▸ **Task description**:
Return the data exactly, with all pictures removed.

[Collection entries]
╔══
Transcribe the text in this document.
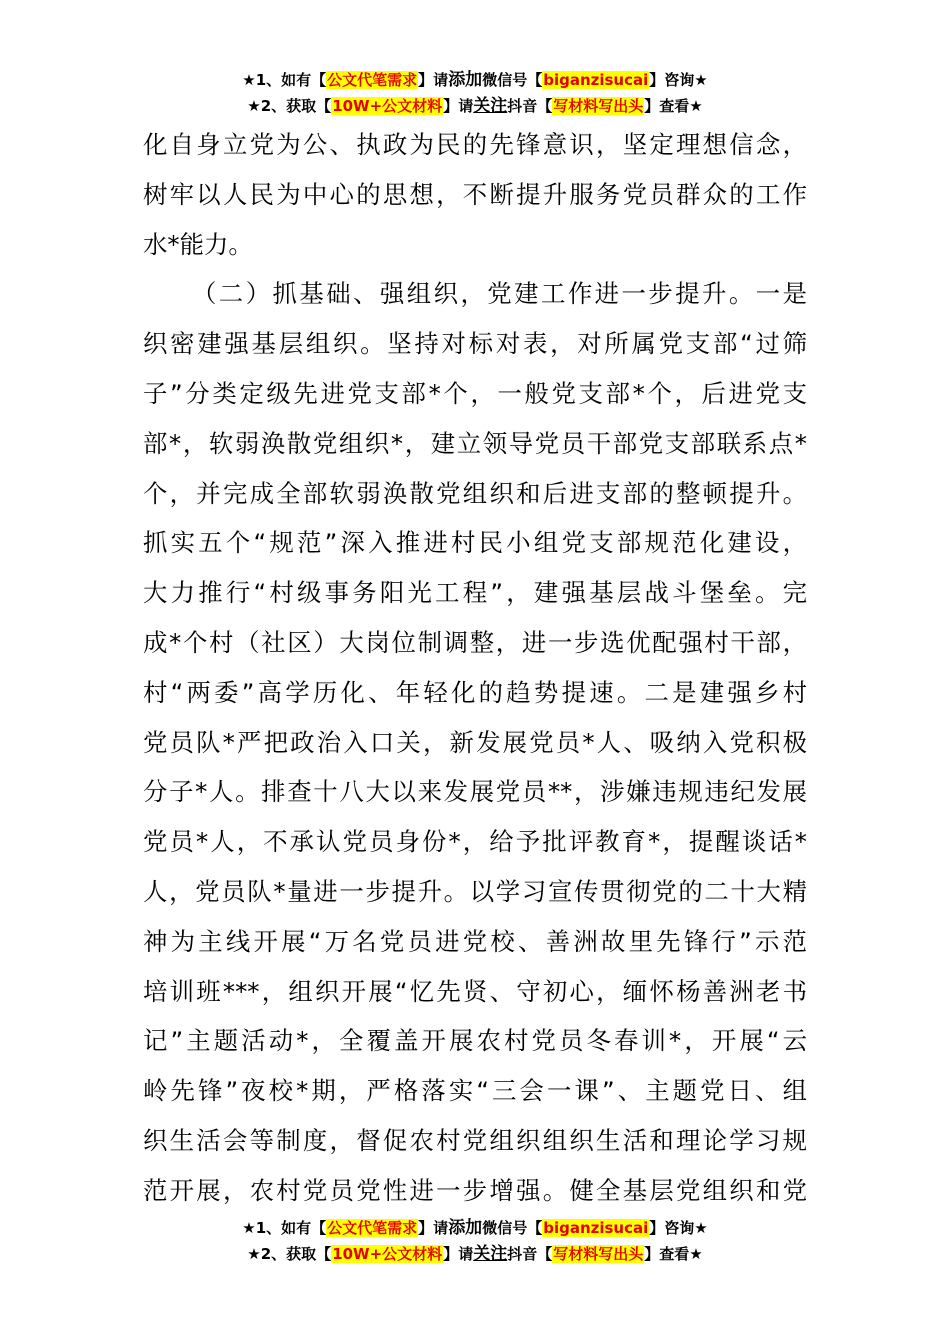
★1、如有【公文代笔需求】请添加微信号【biganzisucai】咨询★
★2、获取【10W+公文材料】请关注抖音【写材料写出头】查看★
化自身立党为公、执政为民的先锋意识，坚定理想信念，
树牢以人民为中心的思想，不断提升服务党员群众的工作
水*能力。
（二）抓基础、强组织，党建工作进一步提升。一是
织密建强基层组织。坚持对标对表，对所属党支部“过筛
子”分类定级先进党支部*个，一般党支部*个，后进党支
部*，软弱涣散党组织*，建立领导党员干部党支部联系点*
个，并完成全部软弱涣散党组织和后进支部的整顿提升。
抓实五个“规范”深入推进村民小组党支部规范化建设，
大力推行“村级事务阳光工程”，建强基层战斗堡垒。完
成*个村（社区）大岗位制调整，进一步选优配强村干部，
村“两委”高学历化、年轻化的趋势提速。二是建强乡村
党员队*严把政治入口关，新发展党员*人、吸纳入党积极
分子*人。排查十八大以来发展党员**，涉嫌违规违纪发展
党员*人，不承认党员身份*，给予批评教育*，提醒谈话*
人，党员队*量进一步提升。以学习宣传贯彻党的二十大精
神为主线开展“万名党员进党校、善洲故里先锋行”示范
培训班***，组织开展“忆先贤、守初心，缅怀杨善洲老书
记”主题活动*，全覆盖开展农村党员冬春训*，开展“云
岭先锋”夜校*期，严格落实“三会一课”、主题党日、组
织生活会等制度，督促农村党组织组织生活和理论学习规
范开展，农村党员党性进一步增强。健全基层党组织和党
★1、如有【公文代笔需求】请添加微信号【biganzisucai】咨询★
★2、获取【10W+公文材料】请关注抖音【写材料写出头】查看★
╚══
▸ **Exercise result**:
Transcribe the text in this document.
★1、如有【公文代笔需求】请添加微信号【biganzisucai】咨询★
★2、获取【10W+公文材料】请关注抖音【写材料写出头】查看★
化自身立党为公、执政为民的先锋意识，坚定理想信念，
树牢以人民为中心的思想，不断提升服务党员群众的工作
水*能力。
（二）抓基础、强组织，党建工作进一步提升。一是
织密建强基层组织。坚持对标对表，对所属党支部“过筛
子”分类定级先进党支部*个，一般党支部*个，后进党支
部*，软弱涣散党组织*，建立领导党员干部党支部联系点*
个，并完成全部软弱涣散党组织和后进支部的整顿提升。
抓实五个“规范”深入推进村民小组党支部规范化建设，
大力推行“村级事务阳光工程”，建强基层战斗堡垒。完
成*个村（社区）大岗位制调整，进一步选优配强村干部，
村“两委”高学历化、年轻化的趋势提速。二是建强乡村
党员队*严把政治入口关，新发展党员*人、吸纳入党积极
分子*人。排查十八大以来发展党员**，涉嫌违规违纪发展
党员*人，不承认党员身份*，给予批评教育*，提醒谈话*
人，党员队*量进一步提升。以学习宣传贯彻党的二十大精
神为主线开展“万名党员进党校、善洲故里先锋行”示范
培训班***，组织开展“忆先贤、守初心，缅怀杨善洲老书
记”主题活动*，全覆盖开展农村党员冬春训*，开展“云
岭先锋”夜校*期，严格落实“三会一课”、主题党日、组
织生活会等制度，督促农村党组织组织生活和理论学习规
范开展，农村党员党性进一步增强。健全基层党组织和党
★1、如有【公文代笔需求】请添加微信号【biganzisucai】咨询★
★2、获取【10W+公文材料】请关注抖音【写材料写出头】查看★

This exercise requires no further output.